= DIRECTIONS =
A verbatim copy of the records is required, with all pictures left out.
### TASK INPUT ###
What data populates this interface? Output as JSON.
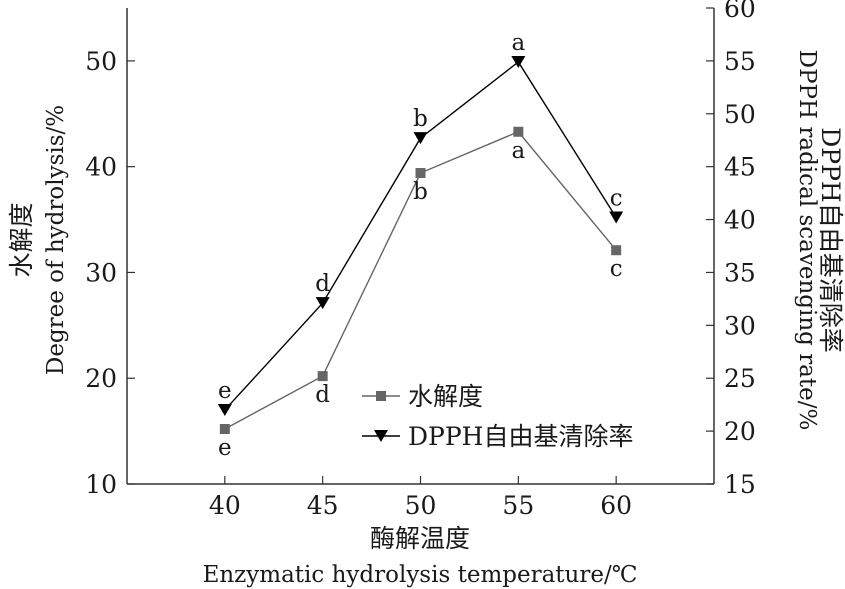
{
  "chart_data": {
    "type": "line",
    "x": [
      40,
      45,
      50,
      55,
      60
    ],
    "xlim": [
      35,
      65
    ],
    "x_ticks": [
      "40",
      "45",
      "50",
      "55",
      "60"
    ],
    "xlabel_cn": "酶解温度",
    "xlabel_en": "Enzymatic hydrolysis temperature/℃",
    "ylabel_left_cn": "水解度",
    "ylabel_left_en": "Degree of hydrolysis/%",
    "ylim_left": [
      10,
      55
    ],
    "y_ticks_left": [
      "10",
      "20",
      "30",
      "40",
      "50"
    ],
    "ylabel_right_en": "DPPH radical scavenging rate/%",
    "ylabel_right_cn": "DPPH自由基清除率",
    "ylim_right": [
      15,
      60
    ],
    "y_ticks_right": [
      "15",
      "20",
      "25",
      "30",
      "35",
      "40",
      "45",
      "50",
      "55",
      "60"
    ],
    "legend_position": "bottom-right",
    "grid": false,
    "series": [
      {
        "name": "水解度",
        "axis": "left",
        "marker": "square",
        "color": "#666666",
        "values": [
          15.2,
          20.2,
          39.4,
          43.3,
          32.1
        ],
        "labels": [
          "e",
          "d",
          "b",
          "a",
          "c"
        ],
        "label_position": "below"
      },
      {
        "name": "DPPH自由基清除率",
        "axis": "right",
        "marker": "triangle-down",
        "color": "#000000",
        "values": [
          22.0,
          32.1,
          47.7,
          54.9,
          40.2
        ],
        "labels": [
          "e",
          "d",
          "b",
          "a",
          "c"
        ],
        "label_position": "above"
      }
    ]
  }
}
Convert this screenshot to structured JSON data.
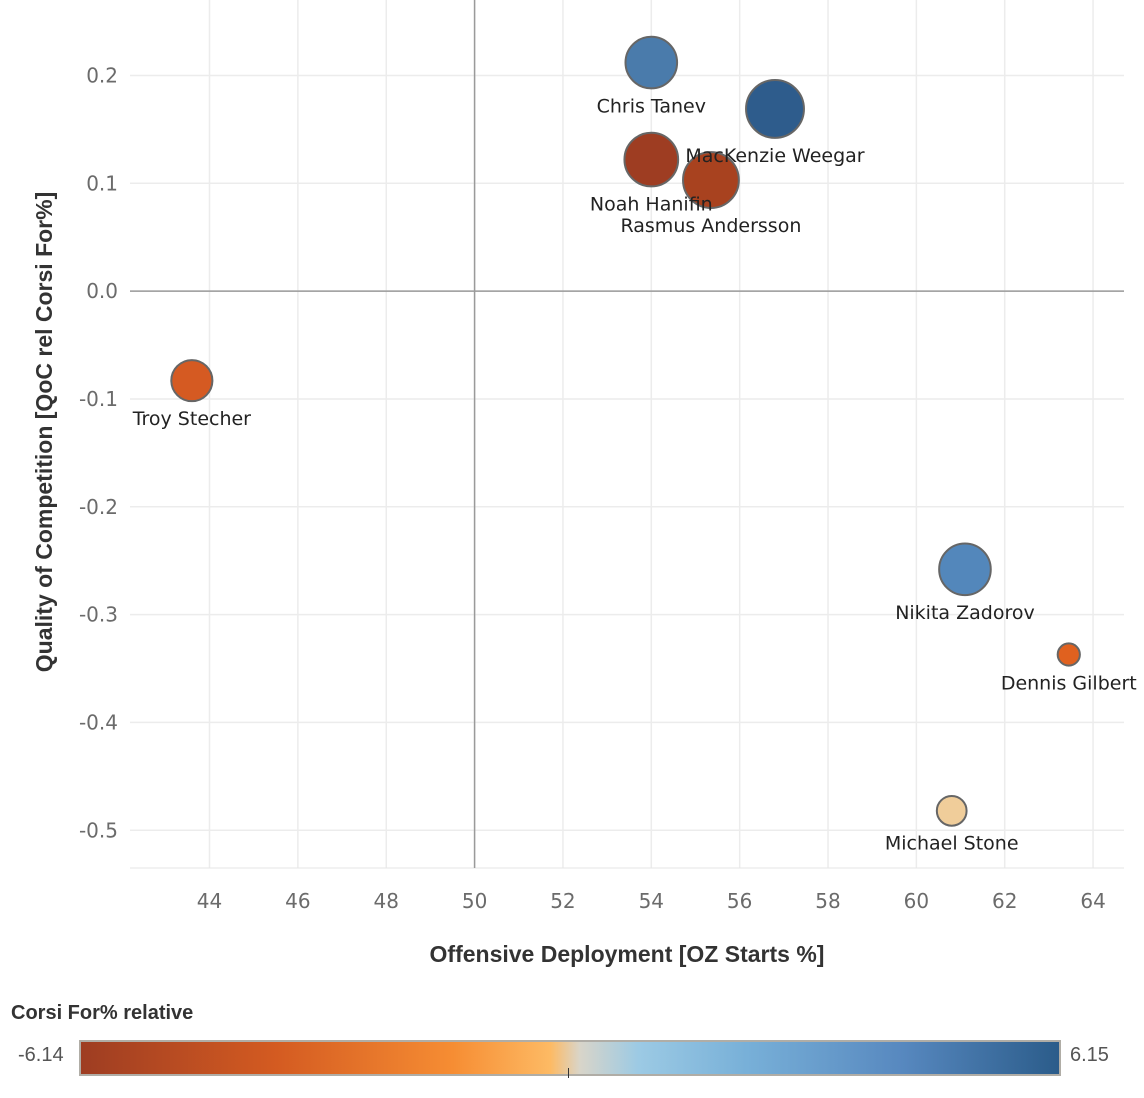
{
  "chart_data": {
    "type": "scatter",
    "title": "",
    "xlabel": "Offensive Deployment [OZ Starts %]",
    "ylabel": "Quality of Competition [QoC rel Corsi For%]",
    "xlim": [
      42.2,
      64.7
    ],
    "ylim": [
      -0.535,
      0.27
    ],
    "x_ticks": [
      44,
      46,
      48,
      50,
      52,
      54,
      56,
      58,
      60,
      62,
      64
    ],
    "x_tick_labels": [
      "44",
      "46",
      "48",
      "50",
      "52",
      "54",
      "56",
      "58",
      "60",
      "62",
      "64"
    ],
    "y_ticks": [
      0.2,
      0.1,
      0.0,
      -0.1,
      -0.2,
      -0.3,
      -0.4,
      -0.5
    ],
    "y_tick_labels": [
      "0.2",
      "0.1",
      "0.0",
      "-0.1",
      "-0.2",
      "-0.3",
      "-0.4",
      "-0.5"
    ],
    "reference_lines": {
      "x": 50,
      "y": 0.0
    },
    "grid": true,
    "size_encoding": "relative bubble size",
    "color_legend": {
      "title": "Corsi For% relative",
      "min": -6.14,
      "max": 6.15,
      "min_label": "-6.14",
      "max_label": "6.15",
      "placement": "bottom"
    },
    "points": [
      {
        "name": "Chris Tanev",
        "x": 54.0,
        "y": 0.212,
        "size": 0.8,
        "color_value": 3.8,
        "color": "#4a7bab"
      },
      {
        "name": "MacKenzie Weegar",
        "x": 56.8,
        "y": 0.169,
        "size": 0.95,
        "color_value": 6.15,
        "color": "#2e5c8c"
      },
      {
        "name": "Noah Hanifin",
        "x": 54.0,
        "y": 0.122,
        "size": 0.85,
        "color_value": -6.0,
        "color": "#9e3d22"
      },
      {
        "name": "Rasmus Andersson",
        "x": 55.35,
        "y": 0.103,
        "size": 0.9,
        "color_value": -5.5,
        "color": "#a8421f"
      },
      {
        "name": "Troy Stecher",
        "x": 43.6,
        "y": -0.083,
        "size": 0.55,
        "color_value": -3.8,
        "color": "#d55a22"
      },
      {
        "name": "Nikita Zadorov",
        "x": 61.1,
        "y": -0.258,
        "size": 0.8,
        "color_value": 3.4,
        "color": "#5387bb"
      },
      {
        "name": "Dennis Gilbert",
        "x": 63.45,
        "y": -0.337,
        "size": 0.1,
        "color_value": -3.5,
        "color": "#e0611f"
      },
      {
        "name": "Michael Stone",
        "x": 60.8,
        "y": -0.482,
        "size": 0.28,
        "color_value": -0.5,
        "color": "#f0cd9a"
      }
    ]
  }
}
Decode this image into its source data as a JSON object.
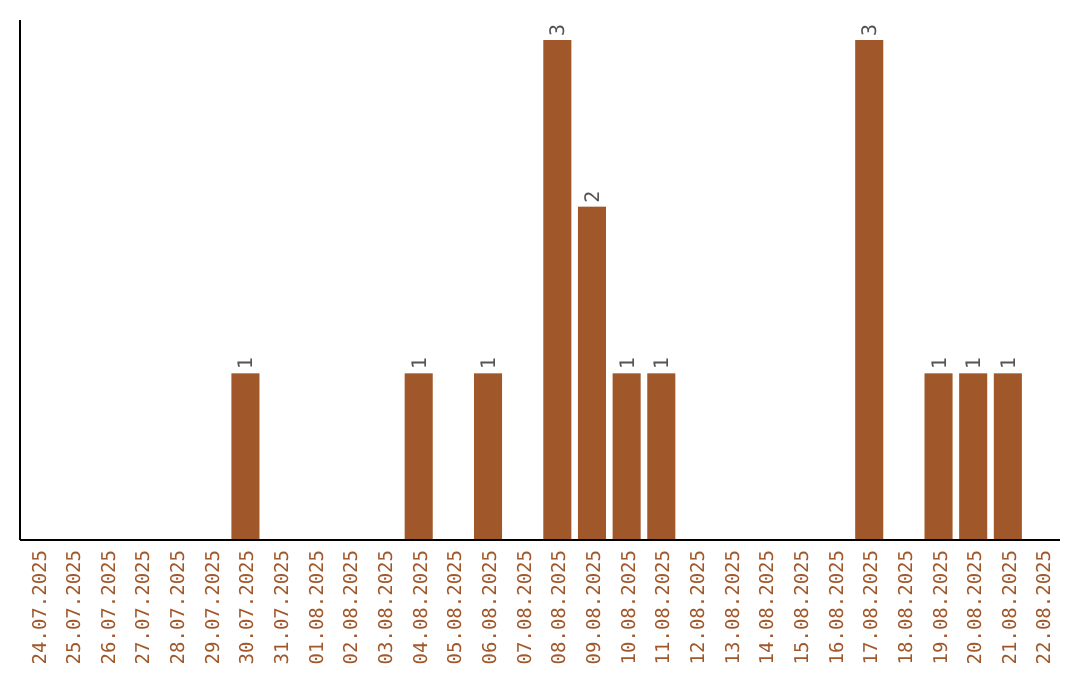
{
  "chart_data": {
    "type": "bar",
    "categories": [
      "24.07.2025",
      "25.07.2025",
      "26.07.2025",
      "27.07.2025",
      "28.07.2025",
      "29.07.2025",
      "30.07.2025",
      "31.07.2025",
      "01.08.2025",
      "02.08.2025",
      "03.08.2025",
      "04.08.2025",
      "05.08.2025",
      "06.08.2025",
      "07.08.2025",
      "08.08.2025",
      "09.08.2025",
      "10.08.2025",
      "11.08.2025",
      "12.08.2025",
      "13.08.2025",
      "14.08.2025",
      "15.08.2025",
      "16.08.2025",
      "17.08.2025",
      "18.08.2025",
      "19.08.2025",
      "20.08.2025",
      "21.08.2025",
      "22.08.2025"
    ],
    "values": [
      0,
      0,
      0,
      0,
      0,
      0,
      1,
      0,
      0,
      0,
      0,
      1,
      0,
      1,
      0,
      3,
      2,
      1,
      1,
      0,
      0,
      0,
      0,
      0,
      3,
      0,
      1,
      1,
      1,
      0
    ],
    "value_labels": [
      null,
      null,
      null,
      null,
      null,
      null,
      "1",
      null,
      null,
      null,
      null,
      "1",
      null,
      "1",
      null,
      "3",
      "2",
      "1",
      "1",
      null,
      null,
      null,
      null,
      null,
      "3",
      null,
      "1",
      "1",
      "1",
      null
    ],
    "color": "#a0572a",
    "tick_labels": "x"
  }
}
###
= RESPONSE TO THIS TASK =
What data populates this interface? Output as JSON.
{
  "chart_data": {
    "type": "line",
    "x": [
      40,
      45,
      50,
      55,
      60
    ],
    "xlim": [
      35,
      65
    ],
    "x_ticks": [
      "40",
      "45",
      "50",
      "55",
      "60"
    ],
    "xlabel_cn": "酶解温度",
    "xlabel_en": "Enzymatic hydrolysis temperature/℃",
    "ylabel_left_cn": "水解度",
    "ylabel_left_en": "Degree of hydrolysis/%",
    "ylim_left": [
      10,
      55
    ],
    "y_ticks_left": [
      "10",
      "20",
      "30",
      "40",
      "50"
    ],
    "ylabel_right_en": "DPPH radical scavenging rate/%",
    "ylabel_right_cn": "DPPH自由基清除率",
    "ylim_right": [
      15,
      60
    ],
    "y_ticks_right": [
      "15",
      "20",
      "25",
      "30",
      "35",
      "40",
      "45",
      "50",
      "55",
      "60"
    ],
    "legend_position": "bottom-right",
    "grid": false,
    "series": [
      {
        "name": "水解度",
        "axis": "left",
        "marker": "square",
        "color": "#666666",
        "values": [
          15.2,
          20.2,
          39.4,
          43.3,
          32.1
        ],
        "labels": [
          "e",
          "d",
          "b",
          "a",
          "c"
        ],
        "label_position": "below"
      },
      {
        "name": "DPPH自由基清除率",
        "axis": "right",
        "marker": "triangle-down",
        "color": "#000000",
        "values": [
          22.0,
          32.1,
          47.7,
          54.9,
          40.2
        ],
        "labels": [
          "e",
          "d",
          "b",
          "a",
          "c"
        ],
        "label_position": "above"
      }
    ]
  }
}
Convert this screenshot to structured JSON data.
{
  "chart_data": {
    "type": "scatter",
    "title": "",
    "xlabel": "Offensive Deployment [OZ Starts %]",
    "ylabel": "Quality of Competition [QoC rel Corsi For%]",
    "xlim": [
      42.2,
      64.7
    ],
    "ylim": [
      -0.535,
      0.27
    ],
    "x_ticks": [
      44,
      46,
      48,
      50,
      52,
      54,
      56,
      58,
      60,
      62,
      64
    ],
    "x_tick_labels": [
      "44",
      "46",
      "48",
      "50",
      "52",
      "54",
      "56",
      "58",
      "60",
      "62",
      "64"
    ],
    "y_ticks": [
      0.2,
      0.1,
      0.0,
      -0.1,
      -0.2,
      -0.3,
      -0.4,
      -0.5
    ],
    "y_tick_labels": [
      "0.2",
      "0.1",
      "0.0",
      "-0.1",
      "-0.2",
      "-0.3",
      "-0.4",
      "-0.5"
    ],
    "reference_lines": {
      "x": 50,
      "y": 0.0
    },
    "grid": true,
    "size_encoding": "relative bubble size",
    "color_legend": {
      "title": "Corsi For% relative",
      "min": -6.14,
      "max": 6.15,
      "min_label": "-6.14",
      "max_label": "6.15",
      "placement": "bottom"
    },
    "points": [
      {
        "name": "Chris Tanev",
        "x": 54.0,
        "y": 0.212,
        "size": 0.8,
        "color_value": 3.8,
        "color": "#4a7bab"
      },
      {
        "name": "MacKenzie Weegar",
        "x": 56.8,
        "y": 0.169,
        "size": 0.95,
        "color_value": 6.15,
        "color": "#2e5c8c"
      },
      {
        "name": "Noah Hanifin",
        "x": 54.0,
        "y": 0.122,
        "size": 0.85,
        "color_value": -6.0,
        "color": "#9e3d22"
      },
      {
        "name": "Rasmus Andersson",
        "x": 55.35,
        "y": 0.103,
        "size": 0.9,
        "color_value": -5.5,
        "color": "#a8421f"
      },
      {
        "name": "Troy Stecher",
        "x": 43.6,
        "y": -0.083,
        "size": 0.55,
        "color_value": -3.8,
        "color": "#d55a22"
      },
      {
        "name": "Nikita Zadorov",
        "x": 61.1,
        "y": -0.258,
        "size": 0.8,
        "color_value": 3.4,
        "color": "#5387bb"
      },
      {
        "name": "Dennis Gilbert",
        "x": 63.45,
        "y": -0.337,
        "size": 0.1,
        "color_value": -3.5,
        "color": "#e0611f"
      },
      {
        "name": "Michael Stone",
        "x": 60.8,
        "y": -0.482,
        "size": 0.28,
        "color_value": -0.5,
        "color": "#f0cd9a"
      }
    ]
  }
}
Decode this image into its source data as a JSON object.
{
  "chart_data": {
    "type": "bar",
    "categories": [
      "24.07.2025",
      "25.07.2025",
      "26.07.2025",
      "27.07.2025",
      "28.07.2025",
      "29.07.2025",
      "30.07.2025",
      "31.07.2025",
      "01.08.2025",
      "02.08.2025",
      "03.08.2025",
      "04.08.2025",
      "05.08.2025",
      "06.08.2025",
      "07.08.2025",
      "08.08.2025",
      "09.08.2025",
      "10.08.2025",
      "11.08.2025",
      "12.08.2025",
      "13.08.2025",
      "14.08.2025",
      "15.08.2025",
      "16.08.2025",
      "17.08.2025",
      "18.08.2025",
      "19.08.2025",
      "20.08.2025",
      "21.08.2025",
      "22.08.2025"
    ],
    "values": [
      0,
      0,
      0,
      0,
      0,
      0,
      1,
      0,
      0,
      0,
      0,
      1,
      0,
      1,
      0,
      3,
      2,
      1,
      1,
      0,
      0,
      0,
      0,
      0,
      3,
      0,
      1,
      1,
      1,
      0
    ],
    "value_labels": [
      null,
      null,
      null,
      null,
      null,
      null,
      "1",
      null,
      null,
      null,
      null,
      "1",
      null,
      "1",
      null,
      "3",
      "2",
      "1",
      "1",
      null,
      null,
      null,
      null,
      null,
      "3",
      null,
      "1",
      "1",
      "1",
      null
    ],
    "color": "#a0572a",
    "tick_labels": "x"
  }
}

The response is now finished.